» **TASK TO COMPLETE**
Copy all the material that follows, keeping every character the same.

--- BEGIN ---

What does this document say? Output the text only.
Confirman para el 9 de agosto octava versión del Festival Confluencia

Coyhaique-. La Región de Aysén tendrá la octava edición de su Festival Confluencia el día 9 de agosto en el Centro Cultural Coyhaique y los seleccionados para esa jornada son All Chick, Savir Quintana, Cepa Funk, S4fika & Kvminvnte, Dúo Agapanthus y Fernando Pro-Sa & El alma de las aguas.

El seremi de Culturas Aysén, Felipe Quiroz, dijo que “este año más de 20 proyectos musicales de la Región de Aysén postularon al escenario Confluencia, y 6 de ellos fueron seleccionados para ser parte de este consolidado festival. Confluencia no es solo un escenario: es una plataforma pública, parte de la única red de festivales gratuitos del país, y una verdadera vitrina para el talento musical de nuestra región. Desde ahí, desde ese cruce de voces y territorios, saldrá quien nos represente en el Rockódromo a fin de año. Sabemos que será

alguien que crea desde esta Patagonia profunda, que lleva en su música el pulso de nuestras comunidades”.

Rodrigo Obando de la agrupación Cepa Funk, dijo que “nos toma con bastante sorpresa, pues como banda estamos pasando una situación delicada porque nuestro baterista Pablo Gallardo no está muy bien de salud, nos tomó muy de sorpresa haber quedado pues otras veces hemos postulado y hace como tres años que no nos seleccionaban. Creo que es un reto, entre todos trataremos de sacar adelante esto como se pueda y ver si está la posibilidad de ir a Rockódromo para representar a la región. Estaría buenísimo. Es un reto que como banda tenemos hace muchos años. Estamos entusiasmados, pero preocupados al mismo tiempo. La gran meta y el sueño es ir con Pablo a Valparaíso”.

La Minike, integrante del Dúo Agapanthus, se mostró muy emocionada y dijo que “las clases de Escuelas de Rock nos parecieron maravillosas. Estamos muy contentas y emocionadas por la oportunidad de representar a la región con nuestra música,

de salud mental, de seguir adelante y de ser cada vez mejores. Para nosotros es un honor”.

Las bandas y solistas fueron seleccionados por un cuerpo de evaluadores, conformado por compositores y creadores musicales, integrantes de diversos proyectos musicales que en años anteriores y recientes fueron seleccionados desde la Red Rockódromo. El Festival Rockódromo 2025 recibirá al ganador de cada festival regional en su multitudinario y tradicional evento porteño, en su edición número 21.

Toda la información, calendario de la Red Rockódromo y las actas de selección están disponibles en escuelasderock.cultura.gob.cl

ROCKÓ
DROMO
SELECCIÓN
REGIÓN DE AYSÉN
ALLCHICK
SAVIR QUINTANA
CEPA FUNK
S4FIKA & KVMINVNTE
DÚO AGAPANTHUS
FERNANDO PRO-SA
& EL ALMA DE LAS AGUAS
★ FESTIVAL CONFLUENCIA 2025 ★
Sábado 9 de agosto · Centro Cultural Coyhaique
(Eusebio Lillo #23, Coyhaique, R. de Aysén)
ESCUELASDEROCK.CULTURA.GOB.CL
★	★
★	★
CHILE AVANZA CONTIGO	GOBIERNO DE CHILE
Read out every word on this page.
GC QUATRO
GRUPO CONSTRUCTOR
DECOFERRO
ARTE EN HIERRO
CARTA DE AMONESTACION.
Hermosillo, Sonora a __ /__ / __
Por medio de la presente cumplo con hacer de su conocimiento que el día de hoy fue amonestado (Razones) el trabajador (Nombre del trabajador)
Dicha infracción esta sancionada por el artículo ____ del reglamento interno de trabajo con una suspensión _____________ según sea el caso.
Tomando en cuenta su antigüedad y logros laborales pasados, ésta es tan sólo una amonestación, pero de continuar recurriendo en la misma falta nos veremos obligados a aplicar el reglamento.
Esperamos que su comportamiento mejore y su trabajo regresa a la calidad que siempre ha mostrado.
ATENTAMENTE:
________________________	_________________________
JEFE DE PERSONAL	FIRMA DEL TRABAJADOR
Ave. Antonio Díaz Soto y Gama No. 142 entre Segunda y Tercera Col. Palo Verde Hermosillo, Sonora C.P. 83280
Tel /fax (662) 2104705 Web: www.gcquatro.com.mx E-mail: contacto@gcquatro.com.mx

--- END ---

» **OUTPUT FOR THIS EXERCISE**
What does this document say? Output the text only.
Confirman para el 9 de agosto octava versión del Festival Confluencia

Coyhaique-. La Región de Aysén tendrá la octava edición de su Festival Confluencia el día 9 de agosto en el Centro Cultural Coyhaique y los seleccionados para esa jornada son All Chick, Savir Quintana, Cepa Funk, S4fika & Kvminvnte, Dúo Agapanthus y Fernando Pro-Sa & El alma de las aguas.

El seremi de Culturas Aysén, Felipe Quiroz, dijo que “este año más de 20 proyectos musicales de la Región de Aysén postularon al escenario Confluencia, y 6 de ellos fueron seleccionados para ser parte de este consolidado festival. Confluencia no es solo un escenario: es una plataforma pública, parte de la única red de festivales gratuitos del país, y una verdadera vitrina para el talento musical de nuestra región. Desde ahí, desde ese cruce de voces y territorios, saldrá quien nos represente en el Rockódromo a fin de año. Sabemos que será

alguien que crea desde esta Patagonia profunda, que lleva en su música el pulso de nuestras comunidades”.

Rodrigo Obando de la agrupación Cepa Funk, dijo que “nos toma con bastante sorpresa, pues como banda estamos pasando una situación delicada porque nuestro baterista Pablo Gallardo no está muy bien de salud, nos tomó muy de sorpresa haber quedado pues otras veces hemos postulado y hace como tres años que no nos seleccionaban. Creo que es un reto, entre todos trataremos de sacar adelante esto como se pueda y ver si está la posibilidad de ir a Rockódromo para representar a la región. Estaría buenísimo. Es un reto que como banda tenemos hace muchos años. Estamos entusiasmados, pero preocupados al mismo tiempo. La gran meta y el sueño es ir con Pablo a Valparaíso”.

La Minike, integrante del Dúo Agapanthus, se mostró muy emocionada y dijo que “las clases de Escuelas de Rock nos parecieron maravillosas. Estamos muy contentas y emocionadas por la oportunidad de representar a la región con nuestra música,

de salud mental, de seguir adelante y de ser cada vez mejores. Para nosotros es un honor”.

Las bandas y solistas fueron seleccionados por un cuerpo de evaluadores, conformado por compositores y creadores musicales, integrantes de diversos proyectos musicales que en años anteriores y recientes fueron seleccionados desde la Red Rockódromo. El Festival Rockódromo 2025 recibirá al ganador de cada festival regional en su multitudinario y tradicional evento porteño, en su edición número 21.

Toda la información, calendario de la Red Rockódromo y las actas de selección están disponibles en escuelasderock.cultura.gob.cl

ROCKÓ
DROMO
SELECCIÓN
REGIÓN DE AYSÉN
ALLCHICK
SAVIR QUINTANA
CEPA FUNK
S4FIKA & KVMINVNTE
DÚO AGAPANTHUS
FERNANDO PRO-SA
& EL ALMA DE LAS AGUAS
★ FESTIVAL CONFLUENCIA 2025 ★
Sábado 9 de agosto · Centro Cultural Coyhaique
(Eusebio Lillo #23, Coyhaique, R. de Aysén)
ESCUELASDEROCK.CULTURA.GOB.CL
★	★
★	★
CHILE AVANZA CONTIGO	GOBIERNO DE CHILE
Read out every word on this page.
GC QUATRO
GRUPO CONSTRUCTOR
DECOFERRO
ARTE EN HIERRO
CARTA DE AMONESTACION.
Hermosillo, Sonora a __ /__ / __
Por medio de la presente cumplo con hacer de su conocimiento que el día de hoy fue amonestado (Razones) el trabajador (Nombre del trabajador)
Dicha infracción esta sancionada por el artículo ____ del reglamento interno de trabajo con una suspensión _____________ según sea el caso.
Tomando en cuenta su antigüedad y logros laborales pasados, ésta es tan sólo una amonestación, pero de continuar recurriendo en la misma falta nos veremos obligados a aplicar el reglamento.
Esperamos que su comportamiento mejore y su trabajo regresa a la calidad que siempre ha mostrado.
ATENTAMENTE:
________________________	_________________________
JEFE DE PERSONAL	FIRMA DEL TRABAJADOR
Ave. Antonio Díaz Soto y Gama No. 142 entre Segunda y Tercera Col. Palo Verde Hermosillo, Sonora C.P. 83280
Tel /fax (662) 2104705 Web: www.gcquatro.com.mx E-mail: contacto@gcquatro.com.mx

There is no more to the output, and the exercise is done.